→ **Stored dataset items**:
++++

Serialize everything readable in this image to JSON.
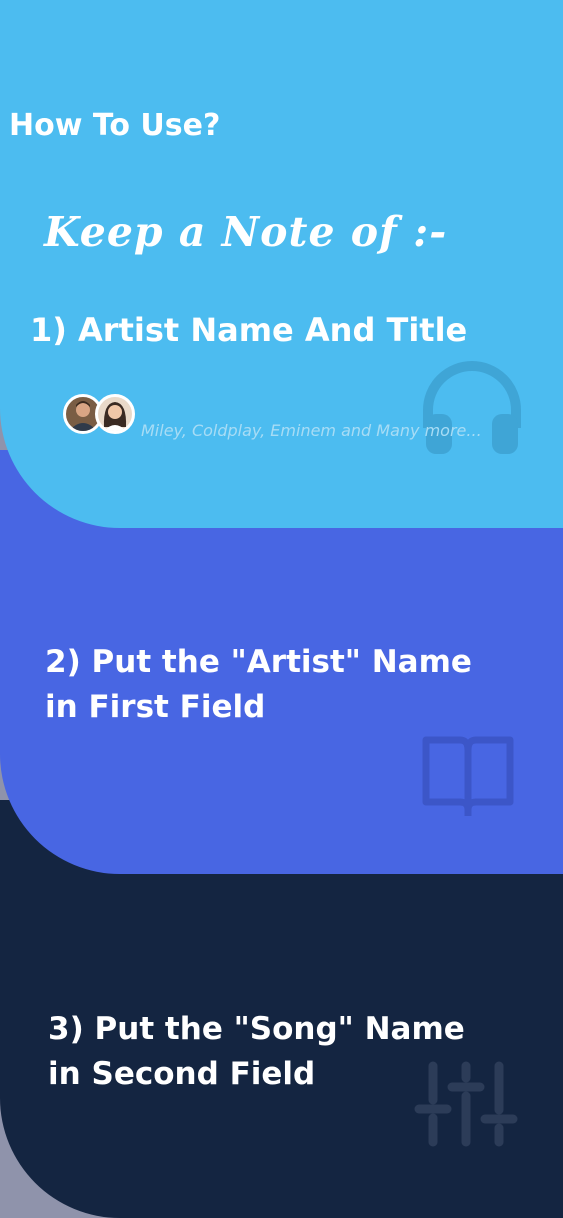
{
  "page": {
    "title": "How To Use?",
    "subtitle": "Keep a Note of :-"
  },
  "steps": [
    {
      "text": "1) Artist Name And Title"
    },
    {
      "line1": "2)  Put the \"Artist\" Name",
      "line2": "in First Field"
    },
    {
      "line1": "3)  Put the \"Song\" Name",
      "line2": "in Second  Field"
    }
  ],
  "artists_caption": "Miley, Coldplay, Eminem and Many more...",
  "icons": [
    "headphones-icon",
    "book-icon",
    "sliders-icon"
  ],
  "colors": {
    "section1": "#4cbcf0",
    "section2": "#4866e3",
    "section3": "#142541",
    "text": "#ffffff"
  }
}
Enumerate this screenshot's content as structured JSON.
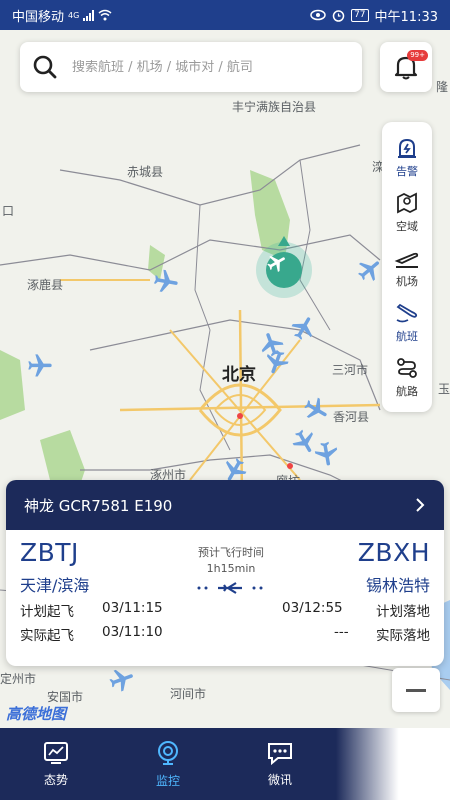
{
  "status_bar": {
    "carrier": "中国移动",
    "network": "4G",
    "battery": "77",
    "time": "中午11:33"
  },
  "search": {
    "placeholder": "搜索航班 / 机场 / 城市对 / 航司",
    "icon": "search-icon"
  },
  "notifications": {
    "badge": "99+",
    "icon": "bell-icon"
  },
  "map": {
    "places": [
      "丰宁满族自治县",
      "赤城县",
      "涿鹿县",
      "北京",
      "三河市",
      "香河县",
      "廊坊",
      "涿州市",
      "安国市",
      "河间市",
      "滦",
      "隆",
      "玉",
      "口",
      "定州市"
    ],
    "logo": "高德地图"
  },
  "tools": [
    {
      "label": "告警",
      "icon": "alert-icon",
      "active": true
    },
    {
      "label": "空域",
      "icon": "airspace-icon",
      "active": false
    },
    {
      "label": "机场",
      "icon": "airport-icon",
      "active": false
    },
    {
      "label": "航班",
      "icon": "flight-icon",
      "active": true
    },
    {
      "label": "航路",
      "icon": "route-icon",
      "active": false
    }
  ],
  "flight_card": {
    "header": "神龙 GCR7581 E190",
    "origin_code": "ZBTJ",
    "origin_city": "天津/滨海",
    "dest_code": "ZBXH",
    "dest_city": "锡林浩特",
    "duration_label": "预计飞行时间",
    "duration": "1h15min",
    "planned_dep_label": "计划起飞",
    "planned_dep": "03/11:15",
    "actual_dep_label": "实际起飞",
    "actual_dep": "03/11:10",
    "planned_arr_label": "计划落地",
    "planned_arr": "03/12:55",
    "actual_arr_label": "实际落地",
    "actual_arr": "---"
  },
  "nav": [
    {
      "label": "态势",
      "icon": "situation-icon",
      "active": false
    },
    {
      "label": "监控",
      "icon": "monitor-icon",
      "active": true
    },
    {
      "label": "微讯",
      "icon": "message-icon",
      "active": false
    }
  ],
  "colors": {
    "primary": "#1f3f8c",
    "nav_bg": "#1c2a5a",
    "active_nav": "#4fb7ff",
    "alert_badge": "#e63b3b"
  }
}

++++

→ **OBJECTIVE**:
Repeat the material above in full and exactly, apart from the pictures.

→ **WRITTEN SOLUTION**:
Serialize everything readable in this image to JSON.
{
  "page": {
    "title": "How To Use?",
    "subtitle": "Keep a Note of :-"
  },
  "steps": [
    {
      "text": "1) Artist Name And Title"
    },
    {
      "line1": "2)  Put the \"Artist\" Name",
      "line2": "in First Field"
    },
    {
      "line1": "3)  Put the \"Song\" Name",
      "line2": "in Second  Field"
    }
  ],
  "artists_caption": "Miley, Coldplay, Eminem and Many more...",
  "icons": [
    "headphones-icon",
    "book-icon",
    "sliders-icon"
  ],
  "colors": {
    "section1": "#4cbcf0",
    "section2": "#4866e3",
    "section3": "#142541",
    "text": "#ffffff"
  }
}
Enumerate this screenshot's content as structured JSON.
{
  "status_bar": {
    "carrier": "中国移动",
    "network": "4G",
    "battery": "77",
    "time": "中午11:33"
  },
  "search": {
    "placeholder": "搜索航班 / 机场 / 城市对 / 航司",
    "icon": "search-icon"
  },
  "notifications": {
    "badge": "99+",
    "icon": "bell-icon"
  },
  "map": {
    "places": [
      "丰宁满族自治县",
      "赤城县",
      "涿鹿县",
      "北京",
      "三河市",
      "香河县",
      "廊坊",
      "涿州市",
      "安国市",
      "河间市",
      "滦",
      "隆",
      "玉",
      "口",
      "定州市"
    ],
    "logo": "高德地图"
  },
  "tools": [
    {
      "label": "告警",
      "icon": "alert-icon",
      "active": true
    },
    {
      "label": "空域",
      "icon": "airspace-icon",
      "active": false
    },
    {
      "label": "机场",
      "icon": "airport-icon",
      "active": false
    },
    {
      "label": "航班",
      "icon": "flight-icon",
      "active": true
    },
    {
      "label": "航路",
      "icon": "route-icon",
      "active": false
    }
  ],
  "flight_card": {
    "header": "神龙 GCR7581 E190",
    "origin_code": "ZBTJ",
    "origin_city": "天津/滨海",
    "dest_code": "ZBXH",
    "dest_city": "锡林浩特",
    "duration_label": "预计飞行时间",
    "duration": "1h15min",
    "planned_dep_label": "计划起飞",
    "planned_dep": "03/11:15",
    "actual_dep_label": "实际起飞",
    "actual_dep": "03/11:10",
    "planned_arr_label": "计划落地",
    "planned_arr": "03/12:55",
    "actual_arr_label": "实际落地",
    "actual_arr": "---"
  },
  "nav": [
    {
      "label": "态势",
      "icon": "situation-icon",
      "active": false
    },
    {
      "label": "监控",
      "icon": "monitor-icon",
      "active": true
    },
    {
      "label": "微讯",
      "icon": "message-icon",
      "active": false
    }
  ],
  "colors": {
    "primary": "#1f3f8c",
    "nav_bg": "#1c2a5a",
    "active_nav": "#4fb7ff",
    "alert_badge": "#e63b3b"
  }
}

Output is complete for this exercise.